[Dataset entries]
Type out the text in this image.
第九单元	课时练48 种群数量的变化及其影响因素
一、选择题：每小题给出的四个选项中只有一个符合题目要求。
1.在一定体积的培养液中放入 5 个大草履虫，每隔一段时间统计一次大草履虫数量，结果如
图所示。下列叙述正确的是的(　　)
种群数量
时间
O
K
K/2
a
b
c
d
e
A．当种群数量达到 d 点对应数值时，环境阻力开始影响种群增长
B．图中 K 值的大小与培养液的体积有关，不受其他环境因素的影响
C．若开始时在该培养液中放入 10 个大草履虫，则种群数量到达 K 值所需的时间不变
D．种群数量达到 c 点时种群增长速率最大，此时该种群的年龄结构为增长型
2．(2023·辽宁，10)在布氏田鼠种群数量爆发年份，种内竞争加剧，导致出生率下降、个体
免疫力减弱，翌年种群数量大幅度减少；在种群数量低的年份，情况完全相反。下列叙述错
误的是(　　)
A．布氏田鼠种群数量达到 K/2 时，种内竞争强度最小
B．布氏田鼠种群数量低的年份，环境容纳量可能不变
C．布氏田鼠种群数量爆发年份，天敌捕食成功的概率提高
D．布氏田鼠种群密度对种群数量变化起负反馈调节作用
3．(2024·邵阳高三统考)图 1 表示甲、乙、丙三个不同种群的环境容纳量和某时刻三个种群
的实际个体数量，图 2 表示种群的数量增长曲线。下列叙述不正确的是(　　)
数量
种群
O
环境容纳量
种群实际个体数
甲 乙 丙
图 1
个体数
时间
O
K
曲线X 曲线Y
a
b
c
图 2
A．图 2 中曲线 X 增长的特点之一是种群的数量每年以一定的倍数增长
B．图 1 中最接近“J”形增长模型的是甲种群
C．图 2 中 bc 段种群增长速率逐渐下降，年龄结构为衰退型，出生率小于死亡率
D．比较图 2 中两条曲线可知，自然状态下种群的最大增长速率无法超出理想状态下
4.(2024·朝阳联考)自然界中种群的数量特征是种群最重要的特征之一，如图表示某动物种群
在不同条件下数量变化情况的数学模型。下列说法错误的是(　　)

§ **PROBLEM REQUIREMENTS**: From the records above, extract everything verbatim.

§ **ANSWER TO THE TASK**:
Type out the text in this image.
第九单元	课时练48 种群数量的变化及其影响因素
一、选择题：每小题给出的四个选项中只有一个符合题目要求。
1.在一定体积的培养液中放入 5 个大草履虫，每隔一段时间统计一次大草履虫数量，结果如
图所示。下列叙述正确的是的(　　)
种群数量
时间
O
K
K/2
a
b
c
d
e
A．当种群数量达到 d 点对应数值时，环境阻力开始影响种群增长
B．图中 K 值的大小与培养液的体积有关，不受其他环境因素的影响
C．若开始时在该培养液中放入 10 个大草履虫，则种群数量到达 K 值所需的时间不变
D．种群数量达到 c 点时种群增长速率最大，此时该种群的年龄结构为增长型
2．(2023·辽宁，10)在布氏田鼠种群数量爆发年份，种内竞争加剧，导致出生率下降、个体
免疫力减弱，翌年种群数量大幅度减少；在种群数量低的年份，情况完全相反。下列叙述错
误的是(　　)
A．布氏田鼠种群数量达到 K/2 时，种内竞争强度最小
B．布氏田鼠种群数量低的年份，环境容纳量可能不变
C．布氏田鼠种群数量爆发年份，天敌捕食成功的概率提高
D．布氏田鼠种群密度对种群数量变化起负反馈调节作用
3．(2024·邵阳高三统考)图 1 表示甲、乙、丙三个不同种群的环境容纳量和某时刻三个种群
的实际个体数量，图 2 表示种群的数量增长曲线。下列叙述不正确的是(　　)
数量
种群
O
环境容纳量
种群实际个体数
甲 乙 丙
图 1
个体数
时间
O
K
曲线X 曲线Y
a
b
c
图 2
A．图 2 中曲线 X 增长的特点之一是种群的数量每年以一定的倍数增长
B．图 1 中最接近“J”形增长模型的是甲种群
C．图 2 中 bc 段种群增长速率逐渐下降，年龄结构为衰退型，出生率小于死亡率
D．比较图 2 中两条曲线可知，自然状态下种群的最大增长速率无法超出理想状态下
4.(2024·朝阳联考)自然界中种群的数量特征是种群最重要的特征之一，如图表示某动物种群
在不同条件下数量变化情况的数学模型。下列说法错误的是(　　)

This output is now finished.